— START OF Stored rows —

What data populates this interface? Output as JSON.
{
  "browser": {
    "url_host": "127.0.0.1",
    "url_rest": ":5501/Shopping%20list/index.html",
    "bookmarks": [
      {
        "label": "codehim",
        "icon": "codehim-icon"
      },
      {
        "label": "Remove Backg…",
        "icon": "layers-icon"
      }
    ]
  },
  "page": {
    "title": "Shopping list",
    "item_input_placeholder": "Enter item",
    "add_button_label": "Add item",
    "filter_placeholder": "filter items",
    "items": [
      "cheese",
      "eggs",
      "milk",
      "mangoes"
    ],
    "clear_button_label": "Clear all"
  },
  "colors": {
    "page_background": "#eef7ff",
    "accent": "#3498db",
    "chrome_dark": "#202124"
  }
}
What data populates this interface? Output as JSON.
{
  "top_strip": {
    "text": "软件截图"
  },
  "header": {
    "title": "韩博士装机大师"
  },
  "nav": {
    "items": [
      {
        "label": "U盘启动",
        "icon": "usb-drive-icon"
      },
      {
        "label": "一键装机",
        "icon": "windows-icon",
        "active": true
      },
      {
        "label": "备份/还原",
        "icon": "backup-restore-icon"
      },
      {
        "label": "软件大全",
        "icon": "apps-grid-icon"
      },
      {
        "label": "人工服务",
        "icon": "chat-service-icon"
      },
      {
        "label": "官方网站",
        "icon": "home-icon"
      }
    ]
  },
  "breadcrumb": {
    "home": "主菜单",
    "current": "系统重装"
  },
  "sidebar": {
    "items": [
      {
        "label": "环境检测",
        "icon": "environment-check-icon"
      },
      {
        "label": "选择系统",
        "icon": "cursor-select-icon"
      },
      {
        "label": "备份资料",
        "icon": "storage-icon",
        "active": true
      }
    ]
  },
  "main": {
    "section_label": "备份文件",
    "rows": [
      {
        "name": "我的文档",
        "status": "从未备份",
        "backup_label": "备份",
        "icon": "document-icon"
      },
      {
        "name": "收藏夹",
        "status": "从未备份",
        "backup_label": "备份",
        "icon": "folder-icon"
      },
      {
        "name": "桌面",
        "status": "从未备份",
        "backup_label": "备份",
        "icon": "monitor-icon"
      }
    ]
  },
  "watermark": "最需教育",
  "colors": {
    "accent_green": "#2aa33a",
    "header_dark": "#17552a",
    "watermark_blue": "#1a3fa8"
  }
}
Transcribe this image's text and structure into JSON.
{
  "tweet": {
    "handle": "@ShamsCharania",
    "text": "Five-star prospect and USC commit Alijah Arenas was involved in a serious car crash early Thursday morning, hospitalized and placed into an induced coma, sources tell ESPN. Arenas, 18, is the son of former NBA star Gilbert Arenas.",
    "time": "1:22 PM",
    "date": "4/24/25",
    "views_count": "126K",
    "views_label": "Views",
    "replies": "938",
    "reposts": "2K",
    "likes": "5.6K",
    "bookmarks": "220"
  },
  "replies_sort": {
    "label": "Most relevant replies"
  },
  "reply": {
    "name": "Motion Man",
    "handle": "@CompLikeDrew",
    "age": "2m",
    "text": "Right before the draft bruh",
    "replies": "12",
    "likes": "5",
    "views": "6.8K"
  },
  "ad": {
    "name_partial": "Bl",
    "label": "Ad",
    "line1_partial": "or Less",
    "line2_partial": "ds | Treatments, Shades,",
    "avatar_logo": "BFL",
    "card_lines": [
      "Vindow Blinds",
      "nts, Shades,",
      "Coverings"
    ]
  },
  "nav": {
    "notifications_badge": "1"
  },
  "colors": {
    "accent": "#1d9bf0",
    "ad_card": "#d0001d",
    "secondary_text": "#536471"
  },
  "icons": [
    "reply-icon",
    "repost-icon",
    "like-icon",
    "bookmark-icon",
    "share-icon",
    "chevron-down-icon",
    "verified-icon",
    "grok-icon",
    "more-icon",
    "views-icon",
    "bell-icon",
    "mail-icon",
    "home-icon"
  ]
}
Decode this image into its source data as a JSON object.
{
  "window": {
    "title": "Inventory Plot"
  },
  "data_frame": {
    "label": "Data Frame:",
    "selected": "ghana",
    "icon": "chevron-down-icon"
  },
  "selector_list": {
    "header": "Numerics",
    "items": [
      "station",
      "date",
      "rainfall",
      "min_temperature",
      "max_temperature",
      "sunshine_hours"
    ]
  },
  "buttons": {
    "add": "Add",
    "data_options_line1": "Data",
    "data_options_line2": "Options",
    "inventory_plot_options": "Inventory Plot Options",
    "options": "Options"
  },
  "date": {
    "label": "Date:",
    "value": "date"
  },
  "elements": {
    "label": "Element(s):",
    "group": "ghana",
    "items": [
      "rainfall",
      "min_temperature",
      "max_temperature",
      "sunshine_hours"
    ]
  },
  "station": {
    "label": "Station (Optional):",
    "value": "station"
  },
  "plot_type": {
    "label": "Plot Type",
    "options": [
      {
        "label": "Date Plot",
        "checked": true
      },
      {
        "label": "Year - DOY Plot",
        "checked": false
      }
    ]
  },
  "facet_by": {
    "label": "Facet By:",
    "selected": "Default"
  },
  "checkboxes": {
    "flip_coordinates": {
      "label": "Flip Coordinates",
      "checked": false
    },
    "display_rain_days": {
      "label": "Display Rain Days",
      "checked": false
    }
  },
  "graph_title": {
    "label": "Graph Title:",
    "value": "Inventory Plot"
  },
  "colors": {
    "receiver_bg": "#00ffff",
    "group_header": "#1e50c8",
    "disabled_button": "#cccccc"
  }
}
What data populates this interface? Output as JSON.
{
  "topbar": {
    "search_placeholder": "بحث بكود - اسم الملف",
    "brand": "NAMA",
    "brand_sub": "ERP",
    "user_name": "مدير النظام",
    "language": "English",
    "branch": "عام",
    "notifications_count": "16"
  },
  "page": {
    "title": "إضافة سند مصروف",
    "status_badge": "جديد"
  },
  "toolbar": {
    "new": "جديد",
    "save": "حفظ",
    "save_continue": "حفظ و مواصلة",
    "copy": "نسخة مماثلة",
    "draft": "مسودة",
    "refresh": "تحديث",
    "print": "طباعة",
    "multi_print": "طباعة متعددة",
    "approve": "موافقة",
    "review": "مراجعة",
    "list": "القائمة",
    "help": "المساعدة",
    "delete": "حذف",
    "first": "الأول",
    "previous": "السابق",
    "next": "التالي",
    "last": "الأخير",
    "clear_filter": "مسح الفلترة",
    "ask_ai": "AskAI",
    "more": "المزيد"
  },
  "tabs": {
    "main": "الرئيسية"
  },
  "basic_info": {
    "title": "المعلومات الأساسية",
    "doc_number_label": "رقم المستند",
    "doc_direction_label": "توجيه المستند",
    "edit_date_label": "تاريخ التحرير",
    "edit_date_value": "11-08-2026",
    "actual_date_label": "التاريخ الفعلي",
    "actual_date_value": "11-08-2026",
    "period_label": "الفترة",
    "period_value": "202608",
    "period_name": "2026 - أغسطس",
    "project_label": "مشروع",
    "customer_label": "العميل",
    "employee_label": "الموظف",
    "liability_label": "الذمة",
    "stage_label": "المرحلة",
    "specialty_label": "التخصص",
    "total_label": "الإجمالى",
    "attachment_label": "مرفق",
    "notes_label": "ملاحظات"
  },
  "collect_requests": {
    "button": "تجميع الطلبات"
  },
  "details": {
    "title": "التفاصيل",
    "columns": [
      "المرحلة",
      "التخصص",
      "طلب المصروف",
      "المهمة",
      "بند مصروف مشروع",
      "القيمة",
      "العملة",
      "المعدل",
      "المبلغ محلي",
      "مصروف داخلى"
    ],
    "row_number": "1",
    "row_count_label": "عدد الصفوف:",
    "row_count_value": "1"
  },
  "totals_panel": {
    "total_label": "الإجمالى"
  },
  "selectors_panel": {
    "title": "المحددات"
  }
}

— END OF Stored rows —

• _Exercise brief_: List every line above that holds the word "handle".

• _Correct output_:
    "handle": "@ShamsCharania",
    "handle": "@CompLikeDrew",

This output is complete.